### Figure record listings
····················
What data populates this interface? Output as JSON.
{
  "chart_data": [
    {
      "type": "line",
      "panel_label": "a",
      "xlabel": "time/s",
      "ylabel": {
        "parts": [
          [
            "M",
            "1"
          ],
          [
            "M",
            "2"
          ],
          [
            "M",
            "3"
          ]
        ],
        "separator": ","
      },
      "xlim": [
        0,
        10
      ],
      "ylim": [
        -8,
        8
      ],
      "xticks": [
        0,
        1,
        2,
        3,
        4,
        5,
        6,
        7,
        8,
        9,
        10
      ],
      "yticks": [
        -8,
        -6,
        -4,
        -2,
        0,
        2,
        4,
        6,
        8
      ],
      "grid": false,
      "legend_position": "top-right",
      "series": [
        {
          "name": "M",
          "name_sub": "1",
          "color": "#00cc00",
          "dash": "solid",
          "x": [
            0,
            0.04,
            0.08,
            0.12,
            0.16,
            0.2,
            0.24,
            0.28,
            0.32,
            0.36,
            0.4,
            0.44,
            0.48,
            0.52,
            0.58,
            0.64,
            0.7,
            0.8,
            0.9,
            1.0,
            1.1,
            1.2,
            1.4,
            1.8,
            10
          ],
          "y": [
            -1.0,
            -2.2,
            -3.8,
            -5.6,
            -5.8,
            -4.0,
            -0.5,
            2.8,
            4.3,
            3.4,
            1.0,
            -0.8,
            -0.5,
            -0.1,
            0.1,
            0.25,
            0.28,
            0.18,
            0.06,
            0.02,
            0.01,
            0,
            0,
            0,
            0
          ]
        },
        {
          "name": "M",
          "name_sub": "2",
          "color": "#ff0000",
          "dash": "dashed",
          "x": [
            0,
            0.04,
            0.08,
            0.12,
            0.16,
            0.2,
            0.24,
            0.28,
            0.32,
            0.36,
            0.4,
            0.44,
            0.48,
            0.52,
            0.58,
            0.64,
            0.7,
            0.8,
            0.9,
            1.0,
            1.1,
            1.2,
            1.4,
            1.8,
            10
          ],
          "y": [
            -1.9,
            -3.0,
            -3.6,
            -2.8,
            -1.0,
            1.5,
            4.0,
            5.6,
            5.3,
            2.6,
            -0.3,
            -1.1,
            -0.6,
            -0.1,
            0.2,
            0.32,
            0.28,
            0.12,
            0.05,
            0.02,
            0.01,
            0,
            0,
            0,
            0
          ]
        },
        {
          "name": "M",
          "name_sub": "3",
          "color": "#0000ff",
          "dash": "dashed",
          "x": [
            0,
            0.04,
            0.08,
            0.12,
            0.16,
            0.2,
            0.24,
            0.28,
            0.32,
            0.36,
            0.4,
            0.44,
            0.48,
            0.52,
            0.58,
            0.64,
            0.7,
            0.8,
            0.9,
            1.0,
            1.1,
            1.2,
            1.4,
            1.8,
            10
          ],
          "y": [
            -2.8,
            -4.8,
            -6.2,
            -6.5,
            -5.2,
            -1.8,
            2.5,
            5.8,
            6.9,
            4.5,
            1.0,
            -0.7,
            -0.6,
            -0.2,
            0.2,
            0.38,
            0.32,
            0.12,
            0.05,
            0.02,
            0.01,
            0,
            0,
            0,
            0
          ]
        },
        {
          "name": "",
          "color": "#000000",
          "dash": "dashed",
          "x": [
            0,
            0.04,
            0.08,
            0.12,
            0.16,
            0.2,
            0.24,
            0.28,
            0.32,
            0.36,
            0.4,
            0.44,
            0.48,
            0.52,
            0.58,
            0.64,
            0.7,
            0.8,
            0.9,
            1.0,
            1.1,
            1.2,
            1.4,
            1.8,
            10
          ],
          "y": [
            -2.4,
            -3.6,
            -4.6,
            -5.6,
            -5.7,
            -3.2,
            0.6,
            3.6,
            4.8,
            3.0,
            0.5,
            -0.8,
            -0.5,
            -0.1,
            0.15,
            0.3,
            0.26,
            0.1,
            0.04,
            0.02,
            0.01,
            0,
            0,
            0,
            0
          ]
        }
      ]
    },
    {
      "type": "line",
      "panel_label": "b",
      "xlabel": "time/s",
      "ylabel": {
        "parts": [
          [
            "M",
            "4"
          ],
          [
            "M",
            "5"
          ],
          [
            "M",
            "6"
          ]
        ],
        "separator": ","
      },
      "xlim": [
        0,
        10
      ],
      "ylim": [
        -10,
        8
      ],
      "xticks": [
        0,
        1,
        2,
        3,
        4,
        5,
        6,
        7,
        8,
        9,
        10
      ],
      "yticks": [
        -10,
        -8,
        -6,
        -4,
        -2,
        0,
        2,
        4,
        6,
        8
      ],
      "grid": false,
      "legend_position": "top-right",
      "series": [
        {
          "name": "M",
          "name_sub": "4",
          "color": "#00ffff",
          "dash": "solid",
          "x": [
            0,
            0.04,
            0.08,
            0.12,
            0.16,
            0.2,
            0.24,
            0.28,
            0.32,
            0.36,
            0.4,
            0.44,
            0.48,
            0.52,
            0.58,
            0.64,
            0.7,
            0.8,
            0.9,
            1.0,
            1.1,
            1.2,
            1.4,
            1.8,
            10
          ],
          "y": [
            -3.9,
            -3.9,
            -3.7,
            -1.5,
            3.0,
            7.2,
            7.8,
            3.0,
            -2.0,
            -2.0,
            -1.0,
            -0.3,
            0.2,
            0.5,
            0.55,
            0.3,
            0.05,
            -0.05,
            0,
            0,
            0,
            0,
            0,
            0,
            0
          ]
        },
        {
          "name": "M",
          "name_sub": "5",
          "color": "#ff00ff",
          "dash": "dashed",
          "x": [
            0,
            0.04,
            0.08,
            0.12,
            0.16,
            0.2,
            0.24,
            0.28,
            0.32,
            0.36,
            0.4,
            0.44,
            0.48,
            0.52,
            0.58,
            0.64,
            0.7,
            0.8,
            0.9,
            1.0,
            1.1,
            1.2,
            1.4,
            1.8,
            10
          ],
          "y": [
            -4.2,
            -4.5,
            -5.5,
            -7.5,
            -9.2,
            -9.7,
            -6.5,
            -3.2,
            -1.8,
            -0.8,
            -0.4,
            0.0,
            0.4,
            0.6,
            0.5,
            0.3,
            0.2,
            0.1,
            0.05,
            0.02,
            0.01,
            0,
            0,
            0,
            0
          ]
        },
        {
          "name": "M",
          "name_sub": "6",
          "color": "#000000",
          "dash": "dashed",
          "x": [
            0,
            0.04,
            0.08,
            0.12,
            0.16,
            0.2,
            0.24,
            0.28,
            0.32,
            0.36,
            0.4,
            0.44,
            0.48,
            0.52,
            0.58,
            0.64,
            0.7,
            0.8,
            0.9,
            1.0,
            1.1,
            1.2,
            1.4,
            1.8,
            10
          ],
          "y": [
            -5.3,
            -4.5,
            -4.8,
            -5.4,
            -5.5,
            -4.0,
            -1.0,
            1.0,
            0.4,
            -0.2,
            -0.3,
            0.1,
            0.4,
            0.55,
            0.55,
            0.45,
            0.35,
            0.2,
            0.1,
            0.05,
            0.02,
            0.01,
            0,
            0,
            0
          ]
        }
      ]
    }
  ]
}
····················
### WHAT IS ASKED
Extract every entry in the listing word for word.

### RESPONSE
What data populates this interface? Output as JSON.
{
  "chart_data": [
    {
      "type": "line",
      "panel_label": "a",
      "xlabel": "time/s",
      "ylabel": {
        "parts": [
          [
            "M",
            "1"
          ],
          [
            "M",
            "2"
          ],
          [
            "M",
            "3"
          ]
        ],
        "separator": ","
      },
      "xlim": [
        0,
        10
      ],
      "ylim": [
        -8,
        8
      ],
      "xticks": [
        0,
        1,
        2,
        3,
        4,
        5,
        6,
        7,
        8,
        9,
        10
      ],
      "yticks": [
        -8,
        -6,
        -4,
        -2,
        0,
        2,
        4,
        6,
        8
      ],
      "grid": false,
      "legend_position": "top-right",
      "series": [
        {
          "name": "M",
          "name_sub": "1",
          "color": "#00cc00",
          "dash": "solid",
          "x": [
            0,
            0.04,
            0.08,
            0.12,
            0.16,
            0.2,
            0.24,
            0.28,
            0.32,
            0.36,
            0.4,
            0.44,
            0.48,
            0.52,
            0.58,
            0.64,
            0.7,
            0.8,
            0.9,
            1.0,
            1.1,
            1.2,
            1.4,
            1.8,
            10
          ],
          "y": [
            -1.0,
            -2.2,
            -3.8,
            -5.6,
            -5.8,
            -4.0,
            -0.5,
            2.8,
            4.3,
            3.4,
            1.0,
            -0.8,
            -0.5,
            -0.1,
            0.1,
            0.25,
            0.28,
            0.18,
            0.06,
            0.02,
            0.01,
            0,
            0,
            0,
            0
          ]
        },
        {
          "name": "M",
          "name_sub": "2",
          "color": "#ff0000",
          "dash": "dashed",
          "x": [
            0,
            0.04,
            0.08,
            0.12,
            0.16,
            0.2,
            0.24,
            0.28,
            0.32,
            0.36,
            0.4,
            0.44,
            0.48,
            0.52,
            0.58,
            0.64,
            0.7,
            0.8,
            0.9,
            1.0,
            1.1,
            1.2,
            1.4,
            1.8,
            10
          ],
          "y": [
            -1.9,
            -3.0,
            -3.6,
            -2.8,
            -1.0,
            1.5,
            4.0,
            5.6,
            5.3,
            2.6,
            -0.3,
            -1.1,
            -0.6,
            -0.1,
            0.2,
            0.32,
            0.28,
            0.12,
            0.05,
            0.02,
            0.01,
            0,
            0,
            0,
            0
          ]
        },
        {
          "name": "M",
          "name_sub": "3",
          "color": "#0000ff",
          "dash": "dashed",
          "x": [
            0,
            0.04,
            0.08,
            0.12,
            0.16,
            0.2,
            0.24,
            0.28,
            0.32,
            0.36,
            0.4,
            0.44,
            0.48,
            0.52,
            0.58,
            0.64,
            0.7,
            0.8,
            0.9,
            1.0,
            1.1,
            1.2,
            1.4,
            1.8,
            10
          ],
          "y": [
            -2.8,
            -4.8,
            -6.2,
            -6.5,
            -5.2,
            -1.8,
            2.5,
            5.8,
            6.9,
            4.5,
            1.0,
            -0.7,
            -0.6,
            -0.2,
            0.2,
            0.38,
            0.32,
            0.12,
            0.05,
            0.02,
            0.01,
            0,
            0,
            0,
            0
          ]
        },
        {
          "name": "",
          "color": "#000000",
          "dash": "dashed",
          "x": [
            0,
            0.04,
            0.08,
            0.12,
            0.16,
            0.2,
            0.24,
            0.28,
            0.32,
            0.36,
            0.4,
            0.44,
            0.48,
            0.52,
            0.58,
            0.64,
            0.7,
            0.8,
            0.9,
            1.0,
            1.1,
            1.2,
            1.4,
            1.8,
            10
          ],
          "y": [
            -2.4,
            -3.6,
            -4.6,
            -5.6,
            -5.7,
            -3.2,
            0.6,
            3.6,
            4.8,
            3.0,
            0.5,
            -0.8,
            -0.5,
            -0.1,
            0.15,
            0.3,
            0.26,
            0.1,
            0.04,
            0.02,
            0.01,
            0,
            0,
            0,
            0
          ]
        }
      ]
    },
    {
      "type": "line",
      "panel_label": "b",
      "xlabel": "time/s",
      "ylabel": {
        "parts": [
          [
            "M",
            "4"
          ],
          [
            "M",
            "5"
          ],
          [
            "M",
            "6"
          ]
        ],
        "separator": ","
      },
      "xlim": [
        0,
        10
      ],
      "ylim": [
        -10,
        8
      ],
      "xticks": [
        0,
        1,
        2,
        3,
        4,
        5,
        6,
        7,
        8,
        9,
        10
      ],
      "yticks": [
        -10,
        -8,
        -6,
        -4,
        -2,
        0,
        2,
        4,
        6,
        8
      ],
      "grid": false,
      "legend_position": "top-right",
      "series": [
        {
          "name": "M",
          "name_sub": "4",
          "color": "#00ffff",
          "dash": "solid",
          "x": [
            0,
            0.04,
            0.08,
            0.12,
            0.16,
            0.2,
            0.24,
            0.28,
            0.32,
            0.36,
            0.4,
            0.44,
            0.48,
            0.52,
            0.58,
            0.64,
            0.7,
            0.8,
            0.9,
            1.0,
            1.1,
            1.2,
            1.4,
            1.8,
            10
          ],
          "y": [
            -3.9,
            -3.9,
            -3.7,
            -1.5,
            3.0,
            7.2,
            7.8,
            3.0,
            -2.0,
            -2.0,
            -1.0,
            -0.3,
            0.2,
            0.5,
            0.55,
            0.3,
            0.05,
            -0.05,
            0,
            0,
            0,
            0,
            0,
            0,
            0
          ]
        },
        {
          "name": "M",
          "name_sub": "5",
          "color": "#ff00ff",
          "dash": "dashed",
          "x": [
            0,
            0.04,
            0.08,
            0.12,
            0.16,
            0.2,
            0.24,
            0.28,
            0.32,
            0.36,
            0.4,
            0.44,
            0.48,
            0.52,
            0.58,
            0.64,
            0.7,
            0.8,
            0.9,
            1.0,
            1.1,
            1.2,
            1.4,
            1.8,
            10
          ],
          "y": [
            -4.2,
            -4.5,
            -5.5,
            -7.5,
            -9.2,
            -9.7,
            -6.5,
            -3.2,
            -1.8,
            -0.8,
            -0.4,
            0.0,
            0.4,
            0.6,
            0.5,
            0.3,
            0.2,
            0.1,
            0.05,
            0.02,
            0.01,
            0,
            0,
            0,
            0
          ]
        },
        {
          "name": "M",
          "name_sub": "6",
          "color": "#000000",
          "dash": "dashed",
          "x": [
            0,
            0.04,
            0.08,
            0.12,
            0.16,
            0.2,
            0.24,
            0.28,
            0.32,
            0.36,
            0.4,
            0.44,
            0.48,
            0.52,
            0.58,
            0.64,
            0.7,
            0.8,
            0.9,
            1.0,
            1.1,
            1.2,
            1.4,
            1.8,
            10
          ],
          "y": [
            -5.3,
            -4.5,
            -4.8,
            -5.4,
            -5.5,
            -4.0,
            -1.0,
            1.0,
            0.4,
            -0.2,
            -0.3,
            0.1,
            0.4,
            0.55,
            0.55,
            0.45,
            0.35,
            0.2,
            0.1,
            0.05,
            0.02,
            0.01,
            0,
            0,
            0
          ]
        }
      ]
    }
  ]
}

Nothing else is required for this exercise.